Goal of the exercise:
Output as a JSON list of strings each line from the one with "- declaration-line: text-align: center;: [0, 302, 504, 319]" to the one with "605, 504, 622]", skipping blank lines.

[Labeled region entries]
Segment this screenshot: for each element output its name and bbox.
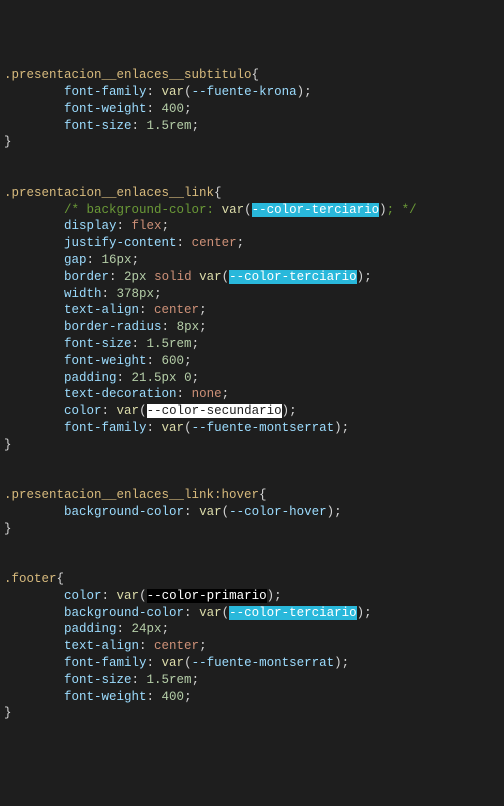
- declaration-line: text-align: center;: [0, 302, 504, 319]
- selector-line: .footer{: [0, 571, 504, 588]
- selector-line: .presentacion__enlaces__link{: [0, 185, 504, 202]
- declaration-line: background-color: var(--color-terciario)…: [0, 605, 504, 622]
- declaration-line: font-weight: 400;: [0, 689, 504, 706]
- blank-line: [0, 470, 504, 487]
- declaration-line: font-weight: 600;: [0, 353, 504, 370]
- declaration-line: /* background-color: var(--color-terciar…: [0, 202, 504, 219]
- declaration-line: border-radius: 8px;: [0, 319, 504, 336]
- declaration-line: background-color: var(--color-hover);: [0, 504, 504, 521]
- blank-line: [0, 168, 504, 185]
- declaration-line: text-align: center;: [0, 638, 504, 655]
- code-editor[interactable]: .presentacion__enlaces__subtitulo{ font-…: [0, 67, 504, 722]
- close-brace-line: }: [0, 521, 504, 538]
- selector-line: .presentacion__enlaces__subtitulo{: [0, 67, 504, 84]
- blank-line: [0, 454, 504, 471]
- declaration-line: font-weight: 400;: [0, 101, 504, 118]
- close-brace-line: }: [0, 437, 504, 454]
- blank-line: [0, 554, 504, 571]
- declaration-line: font-family: var(--fuente-krona);: [0, 84, 504, 101]
- declaration-line: justify-content: center;: [0, 235, 504, 252]
- declaration-line: font-size: 1.5rem;: [0, 336, 504, 353]
- declaration-line: font-size: 1.5rem;: [0, 672, 504, 689]
- declaration-line: color: var(--color-secundario);: [0, 403, 504, 420]
- selector-line: .presentacion__enlaces__link:hover{: [0, 487, 504, 504]
- declaration-line: gap: 16px;: [0, 252, 504, 269]
- declaration-line: font-family: var(--fuente-montserrat);: [0, 420, 504, 437]
- declaration-line: font-size: 1.5rem;: [0, 118, 504, 135]
- blank-line: [0, 151, 504, 168]
- declaration-line: padding: 21.5px 0;: [0, 370, 504, 387]
- declaration-line: color: var(--color-primario);: [0, 588, 504, 605]
- declaration-line: border: 2px solid var(--color-terciario)…: [0, 269, 504, 286]
- blank-line: [0, 538, 504, 555]
- declaration-line: display: flex;: [0, 218, 504, 235]
- declaration-line: font-family: var(--fuente-montserrat);: [0, 655, 504, 672]
- close-brace-line: }: [0, 705, 504, 722]
- declaration-line: text-decoration: none;: [0, 386, 504, 403]
- declaration-line: padding: 24px;: [0, 621, 504, 638]
- close-brace-line: }: [0, 134, 504, 151]
- declaration-line: width: 378px;: [0, 286, 504, 303]
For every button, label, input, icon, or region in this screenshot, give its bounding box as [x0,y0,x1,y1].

Reply to the exercise:
[
  "- declaration-line: text-align: center;: [0, 302, 504, 319]",
  "- selector-line: .footer{: [0, 571, 504, 588]",
  "- selector-line: .presentacion__enlaces__link{: [0, 185, 504, 202]",
  "- declaration-line: background-color: var(--color-terciario)…: [0, 605, 504, 622]"
]